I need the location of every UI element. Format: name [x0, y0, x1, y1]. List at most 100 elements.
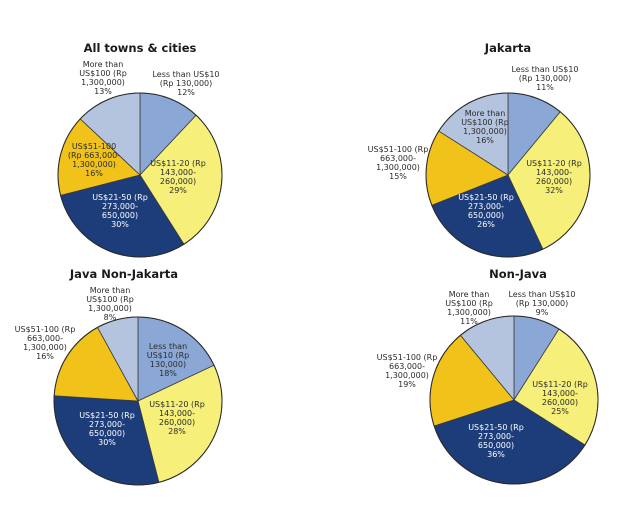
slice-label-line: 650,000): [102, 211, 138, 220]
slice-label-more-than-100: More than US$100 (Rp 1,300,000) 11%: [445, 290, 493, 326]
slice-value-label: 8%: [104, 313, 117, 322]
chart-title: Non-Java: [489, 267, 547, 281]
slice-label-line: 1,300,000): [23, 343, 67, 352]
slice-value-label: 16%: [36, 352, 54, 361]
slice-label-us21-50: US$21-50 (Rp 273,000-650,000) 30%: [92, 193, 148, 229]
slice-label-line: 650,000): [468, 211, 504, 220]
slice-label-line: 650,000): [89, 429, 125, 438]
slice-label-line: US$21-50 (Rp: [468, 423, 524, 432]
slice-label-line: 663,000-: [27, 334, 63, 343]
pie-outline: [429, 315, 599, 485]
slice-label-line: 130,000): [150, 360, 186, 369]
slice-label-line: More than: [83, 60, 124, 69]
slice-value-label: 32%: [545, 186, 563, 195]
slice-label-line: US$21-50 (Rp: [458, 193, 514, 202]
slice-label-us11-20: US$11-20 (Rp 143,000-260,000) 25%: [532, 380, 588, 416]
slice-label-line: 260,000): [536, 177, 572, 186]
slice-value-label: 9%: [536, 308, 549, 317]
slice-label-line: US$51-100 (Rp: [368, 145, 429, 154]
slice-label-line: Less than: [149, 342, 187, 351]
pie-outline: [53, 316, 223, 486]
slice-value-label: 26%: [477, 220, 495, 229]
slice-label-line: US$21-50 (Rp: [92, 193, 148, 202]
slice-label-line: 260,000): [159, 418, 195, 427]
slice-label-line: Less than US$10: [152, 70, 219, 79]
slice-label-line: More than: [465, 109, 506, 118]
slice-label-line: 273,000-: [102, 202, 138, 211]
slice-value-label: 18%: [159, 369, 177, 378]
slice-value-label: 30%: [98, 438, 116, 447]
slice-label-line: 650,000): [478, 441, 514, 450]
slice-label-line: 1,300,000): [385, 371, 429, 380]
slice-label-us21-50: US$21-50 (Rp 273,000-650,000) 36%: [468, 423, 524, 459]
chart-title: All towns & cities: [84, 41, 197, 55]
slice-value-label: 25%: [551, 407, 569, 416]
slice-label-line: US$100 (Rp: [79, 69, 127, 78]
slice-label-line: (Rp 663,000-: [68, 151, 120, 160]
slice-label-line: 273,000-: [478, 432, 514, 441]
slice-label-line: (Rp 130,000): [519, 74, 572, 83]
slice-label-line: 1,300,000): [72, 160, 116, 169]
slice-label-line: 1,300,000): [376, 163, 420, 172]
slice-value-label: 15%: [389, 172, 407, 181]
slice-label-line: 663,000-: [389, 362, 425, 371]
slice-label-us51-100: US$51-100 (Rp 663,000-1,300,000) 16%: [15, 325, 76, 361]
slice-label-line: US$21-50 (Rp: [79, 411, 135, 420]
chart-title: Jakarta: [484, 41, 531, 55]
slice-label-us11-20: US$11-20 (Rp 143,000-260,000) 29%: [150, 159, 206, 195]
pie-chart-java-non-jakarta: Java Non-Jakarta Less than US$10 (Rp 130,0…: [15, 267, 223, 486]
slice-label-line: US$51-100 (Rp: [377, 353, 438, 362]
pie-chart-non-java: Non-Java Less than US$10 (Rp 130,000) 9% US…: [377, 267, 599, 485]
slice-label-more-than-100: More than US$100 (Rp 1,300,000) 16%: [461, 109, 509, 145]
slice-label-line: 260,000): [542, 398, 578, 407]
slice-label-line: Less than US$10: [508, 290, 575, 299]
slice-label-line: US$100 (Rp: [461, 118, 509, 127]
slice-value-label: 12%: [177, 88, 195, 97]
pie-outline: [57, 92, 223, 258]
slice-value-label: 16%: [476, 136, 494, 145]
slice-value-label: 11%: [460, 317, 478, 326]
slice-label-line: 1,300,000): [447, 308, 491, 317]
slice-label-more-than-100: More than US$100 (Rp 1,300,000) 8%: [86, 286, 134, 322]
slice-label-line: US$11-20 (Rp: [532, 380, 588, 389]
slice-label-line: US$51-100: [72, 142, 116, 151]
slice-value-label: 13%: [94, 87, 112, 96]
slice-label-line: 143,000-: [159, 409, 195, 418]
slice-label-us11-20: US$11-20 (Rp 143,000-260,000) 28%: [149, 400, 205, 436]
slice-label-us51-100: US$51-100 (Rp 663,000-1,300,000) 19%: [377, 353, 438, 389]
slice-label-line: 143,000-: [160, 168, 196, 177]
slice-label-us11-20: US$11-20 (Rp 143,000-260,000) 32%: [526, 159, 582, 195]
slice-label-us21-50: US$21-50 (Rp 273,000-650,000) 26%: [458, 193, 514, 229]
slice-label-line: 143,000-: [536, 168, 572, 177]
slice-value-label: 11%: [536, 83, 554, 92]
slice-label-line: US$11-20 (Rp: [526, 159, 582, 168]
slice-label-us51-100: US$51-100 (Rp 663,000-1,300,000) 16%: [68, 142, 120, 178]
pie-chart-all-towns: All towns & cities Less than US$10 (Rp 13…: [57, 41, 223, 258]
════
> [Task requirements]
Extract from the items above every line that contains the word "More", matching uppercase and lowercase letters exactly.

> [Task output]
slice-label-more-than-100: More than US$100 (Rp 1,300,000) 11%: [445, 290, 493, 326]
slice-label-line: More than: [83, 60, 124, 69]
slice-label-line: More than: [465, 109, 506, 118]
slice-label-more-than-100: More than US$100 (Rp 1,300,000) 16%: [461, 109, 509, 145]
slice-label-more-than-100: More than US$100 (Rp 1,300,000) 8%: [86, 286, 134, 322]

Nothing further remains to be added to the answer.